# GIVEN INSTRUCTION
Write out all of the entries exactly as given.
──────── DATASET ROWS
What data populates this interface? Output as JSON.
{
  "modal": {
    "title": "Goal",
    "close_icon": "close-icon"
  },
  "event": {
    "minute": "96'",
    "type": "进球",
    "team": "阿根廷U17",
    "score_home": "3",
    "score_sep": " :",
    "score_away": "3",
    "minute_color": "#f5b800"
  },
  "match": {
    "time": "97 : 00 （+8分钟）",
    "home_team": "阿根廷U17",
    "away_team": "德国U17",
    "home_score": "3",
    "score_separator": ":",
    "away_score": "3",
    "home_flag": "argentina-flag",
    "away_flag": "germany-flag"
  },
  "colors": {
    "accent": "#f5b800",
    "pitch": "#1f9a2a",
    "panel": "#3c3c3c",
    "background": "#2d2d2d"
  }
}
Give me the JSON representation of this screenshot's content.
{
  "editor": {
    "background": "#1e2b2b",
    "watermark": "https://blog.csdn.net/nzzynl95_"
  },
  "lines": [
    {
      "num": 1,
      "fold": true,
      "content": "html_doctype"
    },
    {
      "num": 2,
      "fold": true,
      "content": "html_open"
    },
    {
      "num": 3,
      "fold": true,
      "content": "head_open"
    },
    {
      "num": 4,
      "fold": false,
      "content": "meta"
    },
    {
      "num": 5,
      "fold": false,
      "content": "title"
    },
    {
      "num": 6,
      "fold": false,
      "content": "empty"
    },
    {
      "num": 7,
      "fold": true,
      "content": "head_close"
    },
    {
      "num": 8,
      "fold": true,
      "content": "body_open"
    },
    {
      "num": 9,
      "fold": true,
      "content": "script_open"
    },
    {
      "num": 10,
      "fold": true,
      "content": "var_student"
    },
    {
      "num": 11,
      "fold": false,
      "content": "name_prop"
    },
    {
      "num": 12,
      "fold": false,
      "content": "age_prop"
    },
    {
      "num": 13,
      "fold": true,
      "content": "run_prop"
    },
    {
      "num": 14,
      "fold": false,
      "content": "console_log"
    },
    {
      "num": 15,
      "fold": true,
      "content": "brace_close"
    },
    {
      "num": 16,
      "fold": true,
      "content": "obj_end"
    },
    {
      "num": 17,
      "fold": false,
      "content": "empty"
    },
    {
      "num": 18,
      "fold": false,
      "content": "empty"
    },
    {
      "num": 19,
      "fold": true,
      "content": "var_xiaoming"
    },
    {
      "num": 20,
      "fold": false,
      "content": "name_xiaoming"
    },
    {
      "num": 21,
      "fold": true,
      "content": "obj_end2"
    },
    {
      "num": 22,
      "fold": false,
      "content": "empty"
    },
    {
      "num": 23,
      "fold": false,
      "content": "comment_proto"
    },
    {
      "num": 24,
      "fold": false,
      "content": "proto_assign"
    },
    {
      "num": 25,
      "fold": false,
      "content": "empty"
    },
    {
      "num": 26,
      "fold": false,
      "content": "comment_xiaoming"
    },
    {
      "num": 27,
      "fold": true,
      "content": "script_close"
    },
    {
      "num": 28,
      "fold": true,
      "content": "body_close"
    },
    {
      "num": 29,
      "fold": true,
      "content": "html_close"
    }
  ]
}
────────────────
# TASK RESULT
What data populates this interface? Output as JSON.
{
  "modal": {
    "title": "Goal",
    "close_icon": "close-icon"
  },
  "event": {
    "minute": "96'",
    "type": "进球",
    "team": "阿根廷U17",
    "score_home": "3",
    "score_sep": " :",
    "score_away": "3",
    "minute_color": "#f5b800"
  },
  "match": {
    "time": "97 : 00 （+8分钟）",
    "home_team": "阿根廷U17",
    "away_team": "德国U17",
    "home_score": "3",
    "score_separator": ":",
    "away_score": "3",
    "home_flag": "argentina-flag",
    "away_flag": "germany-flag"
  },
  "colors": {
    "accent": "#f5b800",
    "pitch": "#1f9a2a",
    "panel": "#3c3c3c",
    "background": "#2d2d2d"
  }
}
Give me the JSON representation of this screenshot's content.
{
  "editor": {
    "background": "#1e2b2b",
    "watermark": "https://blog.csdn.net/nzzynl95_"
  },
  "lines": [
    {
      "num": 1,
      "fold": true,
      "content": "html_doctype"
    },
    {
      "num": 2,
      "fold": true,
      "content": "html_open"
    },
    {
      "num": 3,
      "fold": true,
      "content": "head_open"
    },
    {
      "num": 4,
      "fold": false,
      "content": "meta"
    },
    {
      "num": 5,
      "fold": false,
      "content": "title"
    },
    {
      "num": 6,
      "fold": false,
      "content": "empty"
    },
    {
      "num": 7,
      "fold": true,
      "content": "head_close"
    },
    {
      "num": 8,
      "fold": true,
      "content": "body_open"
    },
    {
      "num": 9,
      "fold": true,
      "content": "script_open"
    },
    {
      "num": 10,
      "fold": true,
      "content": "var_student"
    },
    {
      "num": 11,
      "fold": false,
      "content": "name_prop"
    },
    {
      "num": 12,
      "fold": false,
      "content": "age_prop"
    },
    {
      "num": 13,
      "fold": true,
      "content": "run_prop"
    },
    {
      "num": 14,
      "fold": false,
      "content": "console_log"
    },
    {
      "num": 15,
      "fold": true,
      "content": "brace_close"
    },
    {
      "num": 16,
      "fold": true,
      "content": "obj_end"
    },
    {
      "num": 17,
      "fold": false,
      "content": "empty"
    },
    {
      "num": 18,
      "fold": false,
      "content": "empty"
    },
    {
      "num": 19,
      "fold": true,
      "content": "var_xiaoming"
    },
    {
      "num": 20,
      "fold": false,
      "content": "name_xiaoming"
    },
    {
      "num": 21,
      "fold": true,
      "content": "obj_end2"
    },
    {
      "num": 22,
      "fold": false,
      "content": "empty"
    },
    {
      "num": 23,
      "fold": false,
      "content": "comment_proto"
    },
    {
      "num": 24,
      "fold": false,
      "content": "proto_assign"
    },
    {
      "num": 25,
      "fold": false,
      "content": "empty"
    },
    {
      "num": 26,
      "fold": false,
      "content": "comment_xiaoming"
    },
    {
      "num": 27,
      "fold": true,
      "content": "script_close"
    },
    {
      "num": 28,
      "fold": true,
      "content": "body_close"
    },
    {
      "num": 29,
      "fold": true,
      "content": "html_close"
    }
  ]
}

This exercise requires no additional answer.